WHAT YOU NEED TO DO: Copy out all of the material exactly as presented.

ENTRIES SUPPLIED:
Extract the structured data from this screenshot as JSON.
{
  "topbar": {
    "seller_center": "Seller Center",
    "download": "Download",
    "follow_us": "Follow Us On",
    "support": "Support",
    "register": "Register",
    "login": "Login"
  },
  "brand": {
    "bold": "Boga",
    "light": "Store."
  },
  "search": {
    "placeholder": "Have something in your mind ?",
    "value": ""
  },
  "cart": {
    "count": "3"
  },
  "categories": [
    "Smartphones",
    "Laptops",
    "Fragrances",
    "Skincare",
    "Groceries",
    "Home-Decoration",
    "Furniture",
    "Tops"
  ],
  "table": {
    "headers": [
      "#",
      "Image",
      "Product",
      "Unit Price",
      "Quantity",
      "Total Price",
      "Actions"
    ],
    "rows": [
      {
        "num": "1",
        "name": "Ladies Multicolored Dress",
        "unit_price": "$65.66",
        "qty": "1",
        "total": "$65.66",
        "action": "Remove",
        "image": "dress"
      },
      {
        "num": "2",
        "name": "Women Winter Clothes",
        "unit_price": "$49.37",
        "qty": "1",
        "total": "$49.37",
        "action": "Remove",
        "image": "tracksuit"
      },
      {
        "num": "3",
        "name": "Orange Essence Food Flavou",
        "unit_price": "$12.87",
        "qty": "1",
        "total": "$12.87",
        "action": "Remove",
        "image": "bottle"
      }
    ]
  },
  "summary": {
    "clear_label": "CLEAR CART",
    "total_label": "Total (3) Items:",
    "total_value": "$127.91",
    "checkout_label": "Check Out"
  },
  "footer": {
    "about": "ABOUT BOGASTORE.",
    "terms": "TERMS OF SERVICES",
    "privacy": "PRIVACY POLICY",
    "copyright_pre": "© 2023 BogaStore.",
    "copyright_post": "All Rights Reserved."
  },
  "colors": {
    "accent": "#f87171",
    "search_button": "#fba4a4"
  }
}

TASK ANSWER:
Extract the structured data from this screenshot as JSON.
{
  "topbar": {
    "seller_center": "Seller Center",
    "download": "Download",
    "follow_us": "Follow Us On",
    "support": "Support",
    "register": "Register",
    "login": "Login"
  },
  "brand": {
    "bold": "Boga",
    "light": "Store."
  },
  "search": {
    "placeholder": "Have something in your mind ?",
    "value": ""
  },
  "cart": {
    "count": "3"
  },
  "categories": [
    "Smartphones",
    "Laptops",
    "Fragrances",
    "Skincare",
    "Groceries",
    "Home-Decoration",
    "Furniture",
    "Tops"
  ],
  "table": {
    "headers": [
      "#",
      "Image",
      "Product",
      "Unit Price",
      "Quantity",
      "Total Price",
      "Actions"
    ],
    "rows": [
      {
        "num": "1",
        "name": "Ladies Multicolored Dress",
        "unit_price": "$65.66",
        "qty": "1",
        "total": "$65.66",
        "action": "Remove",
        "image": "dress"
      },
      {
        "num": "2",
        "name": "Women Winter Clothes",
        "unit_price": "$49.37",
        "qty": "1",
        "total": "$49.37",
        "action": "Remove",
        "image": "tracksuit"
      },
      {
        "num": "3",
        "name": "Orange Essence Food Flavou",
        "unit_price": "$12.87",
        "qty": "1",
        "total": "$12.87",
        "action": "Remove",
        "image": "bottle"
      }
    ]
  },
  "summary": {
    "clear_label": "CLEAR CART",
    "total_label": "Total (3) Items:",
    "total_value": "$127.91",
    "checkout_label": "Check Out"
  },
  "footer": {
    "about": "ABOUT BOGASTORE.",
    "terms": "TERMS OF SERVICES",
    "privacy": "PRIVACY POLICY",
    "copyright_pre": "© 2023 BogaStore.",
    "copyright_post": "All Rights Reserved."
  },
  "colors": {
    "accent": "#f87171",
    "search_button": "#fba4a4"
  }
}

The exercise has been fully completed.